Stored records
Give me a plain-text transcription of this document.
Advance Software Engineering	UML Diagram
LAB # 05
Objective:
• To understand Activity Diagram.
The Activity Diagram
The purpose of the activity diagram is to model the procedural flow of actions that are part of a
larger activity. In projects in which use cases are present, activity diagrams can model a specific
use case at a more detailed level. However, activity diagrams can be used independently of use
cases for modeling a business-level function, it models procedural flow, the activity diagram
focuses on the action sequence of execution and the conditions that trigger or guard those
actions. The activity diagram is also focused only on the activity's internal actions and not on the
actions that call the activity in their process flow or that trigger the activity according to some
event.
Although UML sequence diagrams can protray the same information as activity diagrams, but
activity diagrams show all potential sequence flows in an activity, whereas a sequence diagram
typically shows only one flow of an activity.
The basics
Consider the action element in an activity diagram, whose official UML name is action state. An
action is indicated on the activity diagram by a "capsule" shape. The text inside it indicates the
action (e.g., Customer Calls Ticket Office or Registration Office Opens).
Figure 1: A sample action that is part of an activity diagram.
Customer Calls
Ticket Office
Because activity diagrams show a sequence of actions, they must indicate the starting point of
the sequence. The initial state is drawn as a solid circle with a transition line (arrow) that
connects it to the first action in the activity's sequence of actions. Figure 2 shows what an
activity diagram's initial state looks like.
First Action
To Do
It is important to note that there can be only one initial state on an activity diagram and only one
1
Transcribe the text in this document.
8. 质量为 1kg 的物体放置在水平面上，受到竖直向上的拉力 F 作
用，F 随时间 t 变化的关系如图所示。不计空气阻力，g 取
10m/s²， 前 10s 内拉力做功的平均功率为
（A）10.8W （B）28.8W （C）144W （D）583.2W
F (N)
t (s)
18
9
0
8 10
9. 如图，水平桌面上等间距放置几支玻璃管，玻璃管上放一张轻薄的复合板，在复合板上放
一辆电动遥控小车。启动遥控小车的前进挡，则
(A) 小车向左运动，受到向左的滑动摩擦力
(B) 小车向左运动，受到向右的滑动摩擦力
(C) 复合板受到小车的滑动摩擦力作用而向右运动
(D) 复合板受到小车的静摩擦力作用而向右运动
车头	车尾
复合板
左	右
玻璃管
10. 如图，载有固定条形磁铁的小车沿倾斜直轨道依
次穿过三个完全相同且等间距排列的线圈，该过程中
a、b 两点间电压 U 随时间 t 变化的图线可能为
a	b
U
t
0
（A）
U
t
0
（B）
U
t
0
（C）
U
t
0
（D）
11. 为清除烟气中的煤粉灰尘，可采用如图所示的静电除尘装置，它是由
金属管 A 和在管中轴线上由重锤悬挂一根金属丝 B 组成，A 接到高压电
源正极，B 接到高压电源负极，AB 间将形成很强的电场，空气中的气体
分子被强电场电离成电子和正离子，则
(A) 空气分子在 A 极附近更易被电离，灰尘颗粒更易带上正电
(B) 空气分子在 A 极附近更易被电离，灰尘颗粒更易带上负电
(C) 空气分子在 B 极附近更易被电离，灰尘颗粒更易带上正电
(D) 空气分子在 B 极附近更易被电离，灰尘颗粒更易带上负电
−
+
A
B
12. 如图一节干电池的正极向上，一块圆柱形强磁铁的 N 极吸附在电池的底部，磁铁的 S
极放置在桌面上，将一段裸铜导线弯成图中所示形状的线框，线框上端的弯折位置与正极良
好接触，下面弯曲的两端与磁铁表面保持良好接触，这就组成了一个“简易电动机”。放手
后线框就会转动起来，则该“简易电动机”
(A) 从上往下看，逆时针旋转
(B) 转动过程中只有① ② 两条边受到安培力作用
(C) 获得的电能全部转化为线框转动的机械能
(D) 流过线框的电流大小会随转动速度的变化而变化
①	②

**Task objective**
Take the records above and return them exactly as written.

**Solution**
Give me a plain-text transcription of this document.
Advance Software Engineering	UML Diagram
LAB # 05
Objective:
• To understand Activity Diagram.
The Activity Diagram
The purpose of the activity diagram is to model the procedural flow of actions that are part of a
larger activity. In projects in which use cases are present, activity diagrams can model a specific
use case at a more detailed level. However, activity diagrams can be used independently of use
cases for modeling a business-level function, it models procedural flow, the activity diagram
focuses on the action sequence of execution and the conditions that trigger or guard those
actions. The activity diagram is also focused only on the activity's internal actions and not on the
actions that call the activity in their process flow or that trigger the activity according to some
event.
Although UML sequence diagrams can protray the same information as activity diagrams, but
activity diagrams show all potential sequence flows in an activity, whereas a sequence diagram
typically shows only one flow of an activity.
The basics
Consider the action element in an activity diagram, whose official UML name is action state. An
action is indicated on the activity diagram by a "capsule" shape. The text inside it indicates the
action (e.g., Customer Calls Ticket Office or Registration Office Opens).
Figure 1: A sample action that is part of an activity diagram.
Customer Calls
Ticket Office
Because activity diagrams show a sequence of actions, they must indicate the starting point of
the sequence. The initial state is drawn as a solid circle with a transition line (arrow) that
connects it to the first action in the activity's sequence of actions. Figure 2 shows what an
activity diagram's initial state looks like.
First Action
To Do
It is important to note that there can be only one initial state on an activity diagram and only one
1
Transcribe the text in this document.
8. 质量为 1kg 的物体放置在水平面上，受到竖直向上的拉力 F 作
用，F 随时间 t 变化的关系如图所示。不计空气阻力，g 取
10m/s²， 前 10s 内拉力做功的平均功率为
（A）10.8W （B）28.8W （C）144W （D）583.2W
F (N)
t (s)
18
9
0
8 10
9. 如图，水平桌面上等间距放置几支玻璃管，玻璃管上放一张轻薄的复合板，在复合板上放
一辆电动遥控小车。启动遥控小车的前进挡，则
(A) 小车向左运动，受到向左的滑动摩擦力
(B) 小车向左运动，受到向右的滑动摩擦力
(C) 复合板受到小车的滑动摩擦力作用而向右运动
(D) 复合板受到小车的静摩擦力作用而向右运动
车头	车尾
复合板
左	右
玻璃管
10. 如图，载有固定条形磁铁的小车沿倾斜直轨道依
次穿过三个完全相同且等间距排列的线圈，该过程中
a、b 两点间电压 U 随时间 t 变化的图线可能为
a	b
U
t
0
（A）
U
t
0
（B）
U
t
0
（C）
U
t
0
（D）
11. 为清除烟气中的煤粉灰尘，可采用如图所示的静电除尘装置，它是由
金属管 A 和在管中轴线上由重锤悬挂一根金属丝 B 组成，A 接到高压电
源正极，B 接到高压电源负极，AB 间将形成很强的电场，空气中的气体
分子被强电场电离成电子和正离子，则
(A) 空气分子在 A 极附近更易被电离，灰尘颗粒更易带上正电
(B) 空气分子在 A 极附近更易被电离，灰尘颗粒更易带上负电
(C) 空气分子在 B 极附近更易被电离，灰尘颗粒更易带上正电
(D) 空气分子在 B 极附近更易被电离，灰尘颗粒更易带上负电
−
+
A
B
12. 如图一节干电池的正极向上，一块圆柱形强磁铁的 N 极吸附在电池的底部，磁铁的 S
极放置在桌面上，将一段裸铜导线弯成图中所示形状的线框，线框上端的弯折位置与正极良
好接触，下面弯曲的两端与磁铁表面保持良好接触，这就组成了一个“简易电动机”。放手
后线框就会转动起来，则该“简易电动机”
(A) 从上往下看，逆时针旋转
(B) 转动过程中只有① ② 两条边受到安培力作用
(C) 获得的电能全部转化为线框转动的机械能
(D) 流过线框的电流大小会随转动速度的变化而变化
①	②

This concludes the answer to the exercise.